-- start Records to process --

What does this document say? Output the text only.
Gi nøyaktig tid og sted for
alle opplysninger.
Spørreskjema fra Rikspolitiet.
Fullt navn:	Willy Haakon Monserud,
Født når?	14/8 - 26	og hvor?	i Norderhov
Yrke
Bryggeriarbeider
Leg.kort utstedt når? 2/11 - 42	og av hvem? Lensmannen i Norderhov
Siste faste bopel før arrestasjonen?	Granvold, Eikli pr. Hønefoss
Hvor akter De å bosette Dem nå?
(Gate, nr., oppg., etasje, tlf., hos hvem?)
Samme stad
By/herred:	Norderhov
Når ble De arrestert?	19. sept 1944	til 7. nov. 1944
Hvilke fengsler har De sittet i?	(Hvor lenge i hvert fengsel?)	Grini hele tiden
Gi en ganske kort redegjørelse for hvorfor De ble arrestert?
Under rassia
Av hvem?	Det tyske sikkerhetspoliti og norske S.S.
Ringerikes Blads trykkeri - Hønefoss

-- end Records to process --
-- start Records to process --

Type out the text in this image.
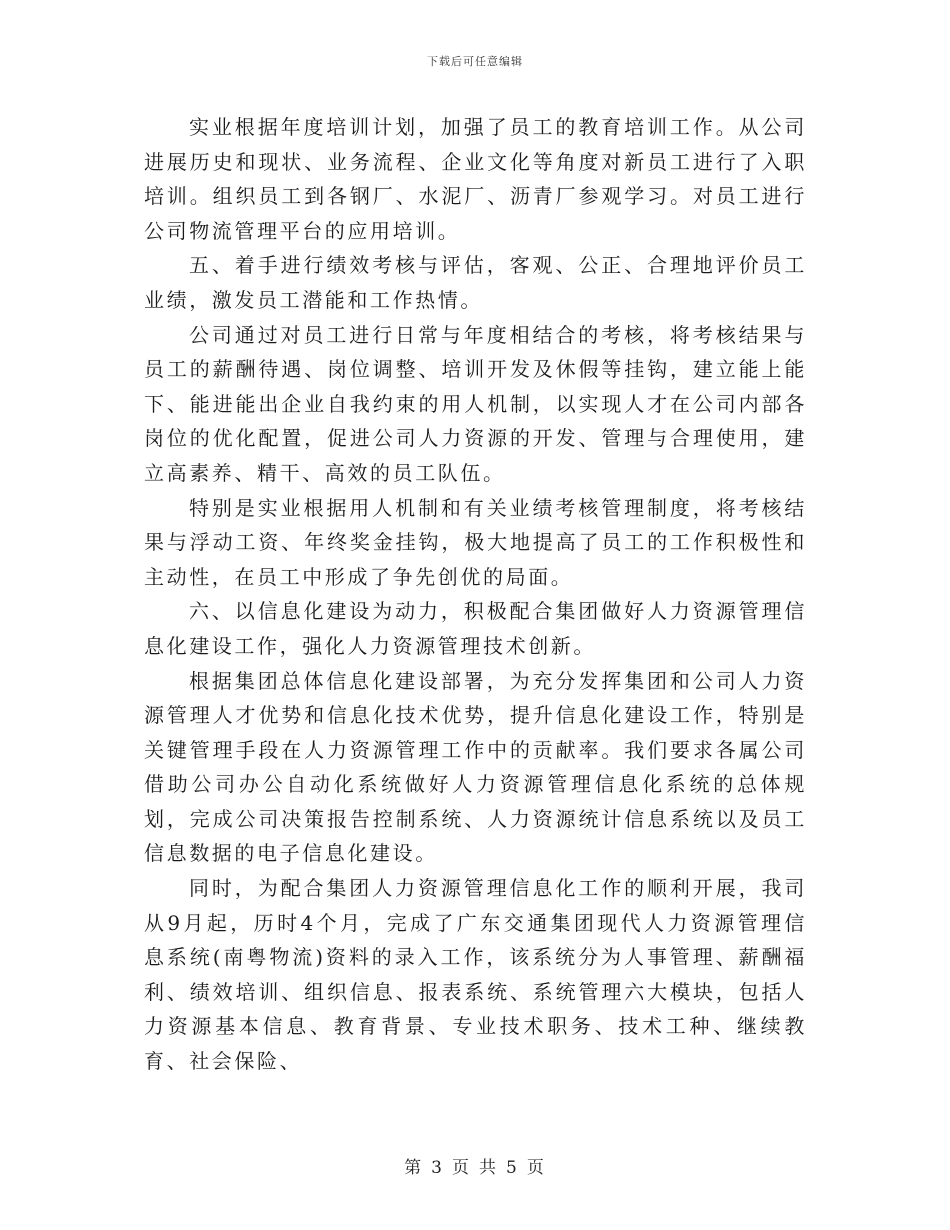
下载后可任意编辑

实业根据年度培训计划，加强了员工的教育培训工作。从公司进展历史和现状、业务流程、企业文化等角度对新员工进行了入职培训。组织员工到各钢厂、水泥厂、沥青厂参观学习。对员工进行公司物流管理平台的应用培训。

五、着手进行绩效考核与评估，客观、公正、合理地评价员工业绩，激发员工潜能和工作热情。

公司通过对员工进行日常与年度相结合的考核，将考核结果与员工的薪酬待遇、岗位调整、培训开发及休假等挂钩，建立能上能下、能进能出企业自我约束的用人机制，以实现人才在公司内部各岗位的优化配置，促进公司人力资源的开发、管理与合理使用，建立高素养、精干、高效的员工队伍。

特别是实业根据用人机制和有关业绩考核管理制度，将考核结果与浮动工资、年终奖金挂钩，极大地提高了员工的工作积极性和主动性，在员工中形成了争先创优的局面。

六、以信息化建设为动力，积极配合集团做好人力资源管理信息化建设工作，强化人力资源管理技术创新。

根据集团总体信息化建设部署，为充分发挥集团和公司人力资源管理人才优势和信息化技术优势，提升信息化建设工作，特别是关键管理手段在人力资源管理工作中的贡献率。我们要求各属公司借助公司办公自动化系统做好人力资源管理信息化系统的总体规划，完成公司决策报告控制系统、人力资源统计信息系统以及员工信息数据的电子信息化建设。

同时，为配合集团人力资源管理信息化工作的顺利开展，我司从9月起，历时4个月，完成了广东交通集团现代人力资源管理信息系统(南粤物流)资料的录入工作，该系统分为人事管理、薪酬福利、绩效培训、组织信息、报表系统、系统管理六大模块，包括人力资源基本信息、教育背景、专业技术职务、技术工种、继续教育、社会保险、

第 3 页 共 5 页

-- end Records to process --

Find every line in the records that contains the word "kort"; copy those lines.

Exercise result:
Leg.kort utstedt når? 2/11 - 42	og av hvem? Lensmannen i Norderhov
Gi en ganske kort redegjørelse for hvorfor De ble arrestert?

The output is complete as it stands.